-- BEGIN Provided material --
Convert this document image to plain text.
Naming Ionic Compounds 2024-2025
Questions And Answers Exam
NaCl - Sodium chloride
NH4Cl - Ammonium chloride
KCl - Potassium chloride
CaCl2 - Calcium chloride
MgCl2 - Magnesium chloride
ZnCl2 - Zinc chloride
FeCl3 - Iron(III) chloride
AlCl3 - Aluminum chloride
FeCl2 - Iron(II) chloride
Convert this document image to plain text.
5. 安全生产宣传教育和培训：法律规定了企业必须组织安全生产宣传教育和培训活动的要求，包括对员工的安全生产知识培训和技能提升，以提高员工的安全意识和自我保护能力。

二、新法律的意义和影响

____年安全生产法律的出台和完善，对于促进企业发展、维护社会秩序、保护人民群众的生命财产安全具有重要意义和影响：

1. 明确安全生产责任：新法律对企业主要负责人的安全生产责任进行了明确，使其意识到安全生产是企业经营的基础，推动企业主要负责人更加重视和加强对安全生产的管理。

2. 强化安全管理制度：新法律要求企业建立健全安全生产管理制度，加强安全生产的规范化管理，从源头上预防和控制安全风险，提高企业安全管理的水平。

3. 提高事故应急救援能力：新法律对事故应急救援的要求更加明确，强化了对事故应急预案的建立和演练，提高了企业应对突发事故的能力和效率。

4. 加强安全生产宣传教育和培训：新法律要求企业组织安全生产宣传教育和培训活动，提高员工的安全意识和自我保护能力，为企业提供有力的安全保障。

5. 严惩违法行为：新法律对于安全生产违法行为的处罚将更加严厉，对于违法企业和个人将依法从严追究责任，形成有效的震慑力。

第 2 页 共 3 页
-- END Provided material --
-- BEGIN Provided material --
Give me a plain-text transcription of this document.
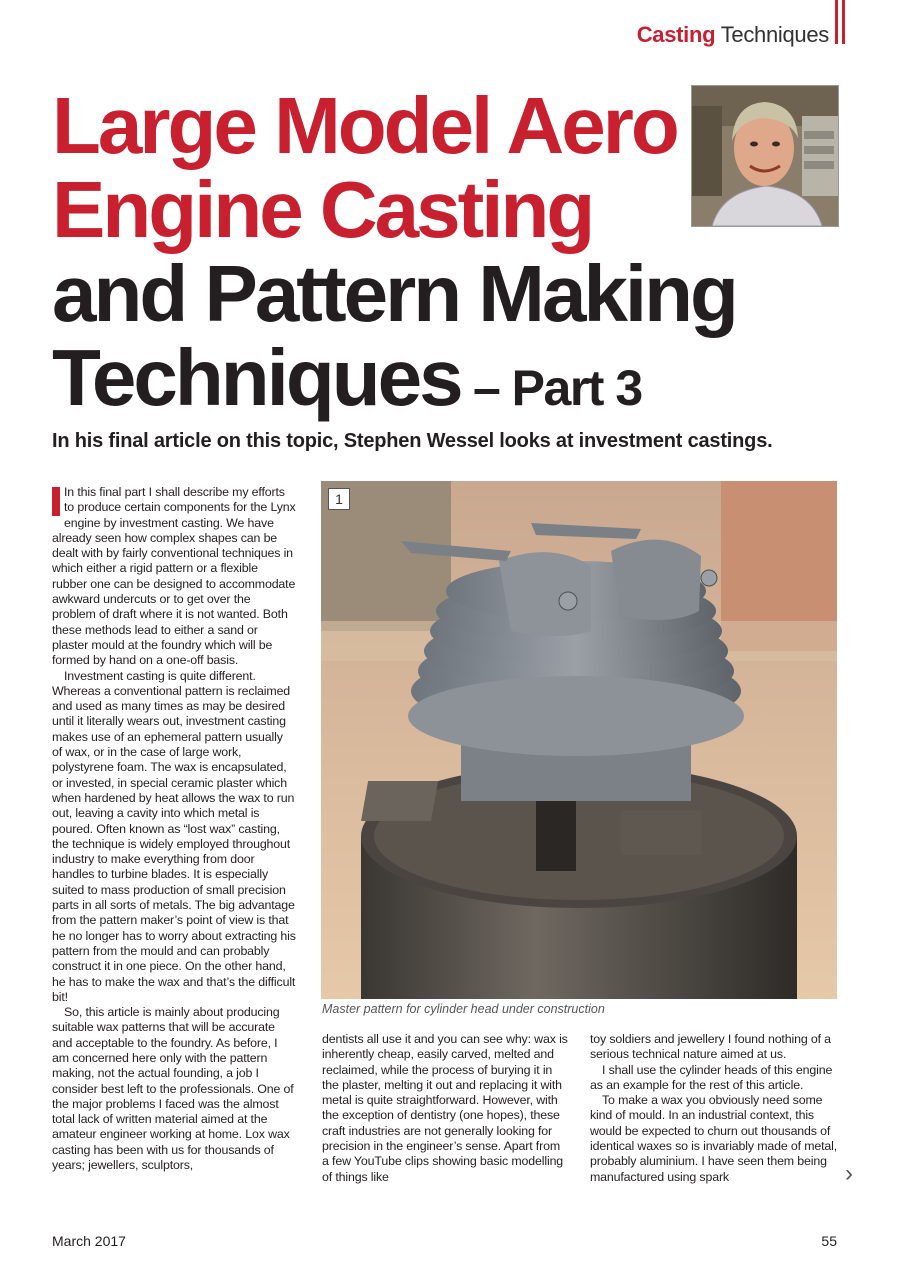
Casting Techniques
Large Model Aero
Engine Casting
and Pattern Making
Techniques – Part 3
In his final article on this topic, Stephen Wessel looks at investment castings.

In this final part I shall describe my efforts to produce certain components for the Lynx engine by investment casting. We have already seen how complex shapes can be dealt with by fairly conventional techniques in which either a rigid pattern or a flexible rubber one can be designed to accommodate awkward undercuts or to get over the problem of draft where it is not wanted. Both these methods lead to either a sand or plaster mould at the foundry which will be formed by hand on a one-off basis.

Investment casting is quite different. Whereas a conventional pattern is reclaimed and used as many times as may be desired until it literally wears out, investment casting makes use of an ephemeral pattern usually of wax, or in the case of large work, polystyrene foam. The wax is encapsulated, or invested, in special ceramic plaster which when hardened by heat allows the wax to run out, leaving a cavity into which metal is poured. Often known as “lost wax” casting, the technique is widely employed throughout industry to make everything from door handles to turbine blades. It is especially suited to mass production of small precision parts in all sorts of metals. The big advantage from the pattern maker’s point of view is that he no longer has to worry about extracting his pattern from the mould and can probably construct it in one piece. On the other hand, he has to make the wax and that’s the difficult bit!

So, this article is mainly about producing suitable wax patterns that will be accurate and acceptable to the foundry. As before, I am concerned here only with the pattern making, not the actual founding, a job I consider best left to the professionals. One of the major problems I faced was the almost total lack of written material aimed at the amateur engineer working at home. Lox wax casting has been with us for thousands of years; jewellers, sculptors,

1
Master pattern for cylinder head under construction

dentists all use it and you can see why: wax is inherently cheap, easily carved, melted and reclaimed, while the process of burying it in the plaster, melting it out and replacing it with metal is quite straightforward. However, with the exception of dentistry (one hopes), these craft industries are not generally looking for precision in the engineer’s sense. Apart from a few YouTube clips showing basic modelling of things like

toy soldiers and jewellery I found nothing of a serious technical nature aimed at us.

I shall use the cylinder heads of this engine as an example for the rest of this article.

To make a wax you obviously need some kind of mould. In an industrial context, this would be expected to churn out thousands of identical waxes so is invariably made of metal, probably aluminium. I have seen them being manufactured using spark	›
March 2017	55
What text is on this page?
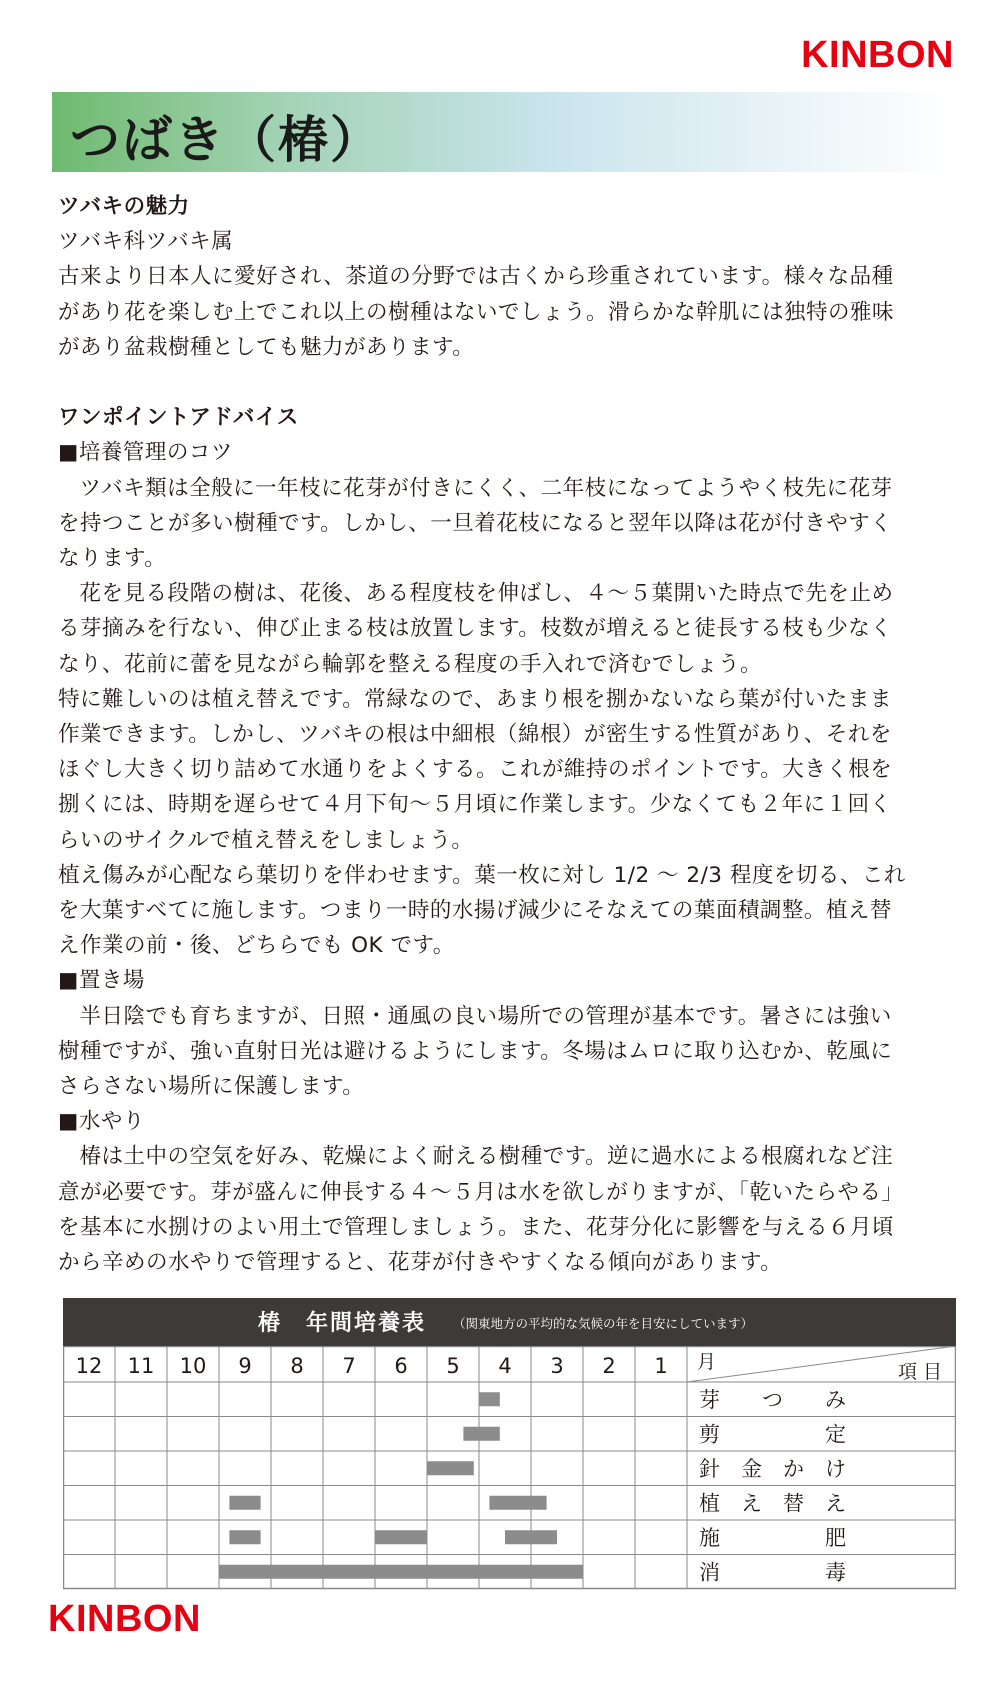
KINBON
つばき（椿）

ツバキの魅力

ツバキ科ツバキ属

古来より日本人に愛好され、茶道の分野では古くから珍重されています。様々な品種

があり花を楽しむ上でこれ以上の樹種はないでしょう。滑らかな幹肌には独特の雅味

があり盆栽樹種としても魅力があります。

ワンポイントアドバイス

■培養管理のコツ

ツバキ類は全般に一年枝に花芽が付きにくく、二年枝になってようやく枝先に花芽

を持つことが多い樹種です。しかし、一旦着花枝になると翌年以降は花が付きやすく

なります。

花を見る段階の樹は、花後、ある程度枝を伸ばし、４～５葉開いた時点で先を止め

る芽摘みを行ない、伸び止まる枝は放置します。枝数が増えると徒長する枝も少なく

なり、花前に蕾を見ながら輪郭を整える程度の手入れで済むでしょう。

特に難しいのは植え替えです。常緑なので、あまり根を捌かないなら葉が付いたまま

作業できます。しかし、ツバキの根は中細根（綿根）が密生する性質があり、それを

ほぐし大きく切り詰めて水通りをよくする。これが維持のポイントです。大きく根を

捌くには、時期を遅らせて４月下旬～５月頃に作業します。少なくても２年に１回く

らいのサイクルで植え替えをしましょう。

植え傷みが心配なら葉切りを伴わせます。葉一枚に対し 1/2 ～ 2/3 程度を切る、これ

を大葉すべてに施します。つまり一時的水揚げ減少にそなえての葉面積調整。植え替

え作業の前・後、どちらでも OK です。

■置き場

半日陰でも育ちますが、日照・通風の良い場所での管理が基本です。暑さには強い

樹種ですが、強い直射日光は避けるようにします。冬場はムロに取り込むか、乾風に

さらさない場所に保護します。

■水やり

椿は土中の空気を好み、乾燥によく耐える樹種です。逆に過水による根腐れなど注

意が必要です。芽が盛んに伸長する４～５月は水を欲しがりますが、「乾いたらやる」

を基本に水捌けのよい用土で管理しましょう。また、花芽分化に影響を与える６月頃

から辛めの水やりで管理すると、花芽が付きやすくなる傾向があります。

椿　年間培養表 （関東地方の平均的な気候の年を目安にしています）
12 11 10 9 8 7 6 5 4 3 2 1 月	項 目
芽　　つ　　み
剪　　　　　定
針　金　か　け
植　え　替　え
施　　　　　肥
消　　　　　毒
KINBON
-- END Provided material --
**Do this**: Copy down every line of the material above that includes the string "have".

**Written solution**:
In this final part I shall describe my efforts to produce certain components for the Lynx engine by investment casting. We have already seen how complex shapes can be dealt with by fairly conventional techniques in which either a rigid pattern or a flexible rubber one can be designed to accommodate awkward undercuts or to get over the problem of draft where it is not wanted. Both these methods lead to either a sand or plaster mould at the foundry which will be formed by hand on a one-off basis.
To make a wax you obviously need some kind of mould. In an industrial context, this would be expected to churn out thousands of identical waxes so is invariably made of metal, probably aluminium. I have seen them being manufactured using spark	›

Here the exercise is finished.